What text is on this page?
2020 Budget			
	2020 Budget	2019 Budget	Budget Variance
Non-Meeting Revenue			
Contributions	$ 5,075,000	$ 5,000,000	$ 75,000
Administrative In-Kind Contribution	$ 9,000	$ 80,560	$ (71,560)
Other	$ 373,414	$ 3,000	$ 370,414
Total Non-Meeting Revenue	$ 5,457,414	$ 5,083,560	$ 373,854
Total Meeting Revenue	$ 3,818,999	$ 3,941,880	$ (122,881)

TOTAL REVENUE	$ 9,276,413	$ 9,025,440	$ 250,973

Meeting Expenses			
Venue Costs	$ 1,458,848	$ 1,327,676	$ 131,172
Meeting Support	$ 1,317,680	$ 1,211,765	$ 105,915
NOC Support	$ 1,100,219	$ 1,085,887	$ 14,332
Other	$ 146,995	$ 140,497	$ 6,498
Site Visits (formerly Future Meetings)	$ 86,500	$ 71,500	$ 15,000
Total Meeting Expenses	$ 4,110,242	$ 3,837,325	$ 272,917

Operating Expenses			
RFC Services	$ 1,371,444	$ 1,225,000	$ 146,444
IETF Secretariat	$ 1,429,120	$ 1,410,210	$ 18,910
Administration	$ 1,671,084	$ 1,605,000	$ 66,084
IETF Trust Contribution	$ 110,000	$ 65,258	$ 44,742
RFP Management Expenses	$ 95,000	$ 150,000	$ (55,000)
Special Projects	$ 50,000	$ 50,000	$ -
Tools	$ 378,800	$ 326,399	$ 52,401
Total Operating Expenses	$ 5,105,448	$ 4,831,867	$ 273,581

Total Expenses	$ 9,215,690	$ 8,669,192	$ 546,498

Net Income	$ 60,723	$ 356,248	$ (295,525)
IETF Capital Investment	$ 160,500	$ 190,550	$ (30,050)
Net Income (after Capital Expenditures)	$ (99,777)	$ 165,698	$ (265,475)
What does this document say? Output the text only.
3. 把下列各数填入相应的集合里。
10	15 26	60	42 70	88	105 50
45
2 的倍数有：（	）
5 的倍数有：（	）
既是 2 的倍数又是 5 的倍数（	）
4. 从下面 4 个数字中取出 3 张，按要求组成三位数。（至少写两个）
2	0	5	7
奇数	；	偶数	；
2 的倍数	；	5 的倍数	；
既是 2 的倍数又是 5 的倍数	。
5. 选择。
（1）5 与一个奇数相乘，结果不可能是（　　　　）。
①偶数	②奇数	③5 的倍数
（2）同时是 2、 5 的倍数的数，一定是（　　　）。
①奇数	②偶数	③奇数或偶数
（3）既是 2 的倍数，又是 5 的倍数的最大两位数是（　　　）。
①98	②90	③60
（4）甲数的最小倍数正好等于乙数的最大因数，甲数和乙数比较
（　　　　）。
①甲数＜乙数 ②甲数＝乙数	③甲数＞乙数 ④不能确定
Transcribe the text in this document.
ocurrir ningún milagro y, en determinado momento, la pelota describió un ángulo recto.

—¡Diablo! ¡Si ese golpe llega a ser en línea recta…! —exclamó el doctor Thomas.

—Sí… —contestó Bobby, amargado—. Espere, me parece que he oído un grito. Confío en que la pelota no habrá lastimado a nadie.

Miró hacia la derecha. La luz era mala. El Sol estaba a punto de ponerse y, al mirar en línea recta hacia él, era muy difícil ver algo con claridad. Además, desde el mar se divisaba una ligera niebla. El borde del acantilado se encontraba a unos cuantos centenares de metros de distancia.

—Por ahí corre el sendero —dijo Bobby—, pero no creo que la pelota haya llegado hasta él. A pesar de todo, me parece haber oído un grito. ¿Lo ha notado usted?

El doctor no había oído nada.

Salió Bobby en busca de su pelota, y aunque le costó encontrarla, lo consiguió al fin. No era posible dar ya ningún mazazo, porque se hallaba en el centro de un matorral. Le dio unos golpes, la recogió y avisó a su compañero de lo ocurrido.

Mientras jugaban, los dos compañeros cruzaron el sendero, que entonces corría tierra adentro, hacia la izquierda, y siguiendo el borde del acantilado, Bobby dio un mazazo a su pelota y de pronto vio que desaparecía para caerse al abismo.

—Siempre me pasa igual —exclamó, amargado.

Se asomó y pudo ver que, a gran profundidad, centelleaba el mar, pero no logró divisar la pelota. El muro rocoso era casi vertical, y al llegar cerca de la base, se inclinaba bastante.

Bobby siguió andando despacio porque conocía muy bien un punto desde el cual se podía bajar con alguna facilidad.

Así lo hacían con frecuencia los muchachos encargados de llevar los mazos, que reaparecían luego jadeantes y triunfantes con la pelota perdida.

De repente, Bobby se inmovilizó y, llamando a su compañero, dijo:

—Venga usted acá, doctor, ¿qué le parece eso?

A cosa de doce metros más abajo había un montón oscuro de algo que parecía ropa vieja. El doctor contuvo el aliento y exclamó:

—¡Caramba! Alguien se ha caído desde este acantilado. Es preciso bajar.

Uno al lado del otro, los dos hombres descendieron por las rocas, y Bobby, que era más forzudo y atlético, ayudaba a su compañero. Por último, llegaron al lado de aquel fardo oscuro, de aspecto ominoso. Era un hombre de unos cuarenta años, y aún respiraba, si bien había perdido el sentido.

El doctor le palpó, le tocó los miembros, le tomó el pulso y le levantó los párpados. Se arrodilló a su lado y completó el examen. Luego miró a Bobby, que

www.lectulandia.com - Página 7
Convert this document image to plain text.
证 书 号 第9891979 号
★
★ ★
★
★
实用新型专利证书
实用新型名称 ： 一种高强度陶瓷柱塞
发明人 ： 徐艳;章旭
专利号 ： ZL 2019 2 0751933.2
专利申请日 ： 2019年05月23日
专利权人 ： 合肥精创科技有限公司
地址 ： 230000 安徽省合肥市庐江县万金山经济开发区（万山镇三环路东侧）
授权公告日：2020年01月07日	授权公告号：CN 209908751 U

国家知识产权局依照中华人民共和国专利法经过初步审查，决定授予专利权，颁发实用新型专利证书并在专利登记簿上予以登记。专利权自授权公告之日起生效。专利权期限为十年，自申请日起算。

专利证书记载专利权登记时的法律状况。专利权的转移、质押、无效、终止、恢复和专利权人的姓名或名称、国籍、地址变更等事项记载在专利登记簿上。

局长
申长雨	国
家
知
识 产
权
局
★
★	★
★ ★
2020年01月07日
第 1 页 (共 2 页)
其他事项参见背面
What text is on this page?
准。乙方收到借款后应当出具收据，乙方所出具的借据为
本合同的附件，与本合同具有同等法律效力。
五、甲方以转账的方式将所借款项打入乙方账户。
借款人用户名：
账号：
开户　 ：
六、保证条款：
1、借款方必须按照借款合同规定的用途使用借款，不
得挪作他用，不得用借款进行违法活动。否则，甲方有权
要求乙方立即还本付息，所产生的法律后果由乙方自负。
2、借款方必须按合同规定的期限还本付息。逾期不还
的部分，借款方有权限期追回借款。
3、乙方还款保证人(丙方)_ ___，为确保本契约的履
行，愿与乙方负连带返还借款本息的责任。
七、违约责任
****************************************
> What to produce
Copy down every line of the entries containing the word "línea".

> Response to this exercise
—¡Diablo! ¡Si ese golpe llega a ser en línea recta…! —exclamó el doctor Thomas.
Miró hacia la derecha. La luz era mala. El Sol estaba a punto de ponerse y, al mirar en línea recta hacia él, era muy difícil ver algo con claridad. Además, desde el mar se divisaba una ligera niebla. El borde del acantilado se encontraba a unos cuantos centenares de metros de distancia.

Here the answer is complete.